[[ Supplied text open ]]
3

I have a server A which stores files, and a server B with an NFS-v3 mount to server A. When server A fails to respond for any reason, any read request made on B will hang during a long time (several minutes).

I need that these requests to fail very quickly (1-2 seconds).

I tried to tweak parameters such as timeo, retrans, retry, soft/hard, sync/async, etc but nothing works well and it seems to be a known not-solved problem. I always get a very long timeout.

  1. Is there any fix for NFS client, or any alternative userland client?

  2. Is there any network protocol for file sharing (other than NFS) which properly handle broken connections, and unavailable servers?
[[ Supplied text closed ]]
[[ Information supplied open ]]
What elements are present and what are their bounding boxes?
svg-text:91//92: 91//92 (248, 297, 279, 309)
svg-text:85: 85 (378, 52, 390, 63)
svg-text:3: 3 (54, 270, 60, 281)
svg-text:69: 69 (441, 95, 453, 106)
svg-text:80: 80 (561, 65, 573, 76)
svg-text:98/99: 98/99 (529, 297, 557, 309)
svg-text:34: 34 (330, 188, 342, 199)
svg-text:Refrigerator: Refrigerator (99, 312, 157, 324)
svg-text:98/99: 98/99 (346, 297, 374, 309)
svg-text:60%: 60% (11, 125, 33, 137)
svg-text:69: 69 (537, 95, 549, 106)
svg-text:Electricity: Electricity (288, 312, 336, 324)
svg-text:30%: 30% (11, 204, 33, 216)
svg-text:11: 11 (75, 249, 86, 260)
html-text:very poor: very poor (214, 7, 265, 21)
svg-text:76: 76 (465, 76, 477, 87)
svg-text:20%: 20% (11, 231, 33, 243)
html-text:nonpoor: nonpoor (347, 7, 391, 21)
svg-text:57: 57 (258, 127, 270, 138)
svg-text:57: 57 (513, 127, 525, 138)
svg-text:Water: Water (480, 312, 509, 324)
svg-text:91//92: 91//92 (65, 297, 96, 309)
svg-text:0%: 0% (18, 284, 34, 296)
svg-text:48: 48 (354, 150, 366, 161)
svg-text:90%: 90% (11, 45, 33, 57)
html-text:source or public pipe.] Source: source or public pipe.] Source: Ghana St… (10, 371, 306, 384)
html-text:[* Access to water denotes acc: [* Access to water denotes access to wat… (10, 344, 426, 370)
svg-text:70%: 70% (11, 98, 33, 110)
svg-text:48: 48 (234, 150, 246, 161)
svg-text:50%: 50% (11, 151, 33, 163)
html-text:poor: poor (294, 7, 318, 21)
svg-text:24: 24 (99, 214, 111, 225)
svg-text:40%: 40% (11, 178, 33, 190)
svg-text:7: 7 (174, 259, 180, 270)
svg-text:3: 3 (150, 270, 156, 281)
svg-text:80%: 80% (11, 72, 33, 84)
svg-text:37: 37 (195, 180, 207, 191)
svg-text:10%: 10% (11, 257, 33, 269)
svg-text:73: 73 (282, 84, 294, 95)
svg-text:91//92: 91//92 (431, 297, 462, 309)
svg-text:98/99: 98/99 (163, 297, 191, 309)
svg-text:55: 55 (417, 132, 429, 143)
[[ Information supplied closed ]]
Required action A: Condense the paragraph of the NFS post that begins "I tried to tweak parameters" into a single shorter sentence that keeps its main facts.
Required action B: Return the stretch of the NFS post from "1. Is there" through "and unavailable servers?", copied word for word.
None of the tasks requires the items.

Response area A: Adjusting timeo, retrans, retry, soft/hard, sync/async and similar parameters did not help, the problem appears to be known and unsolved, and the timeout is always very long.

Response area B:
1. Is there any fix for NFS client, or any alternative userland client?

  2. Is there any network protocol for file sharing (other than NFS) which properly handle broken connections, and unavailable servers?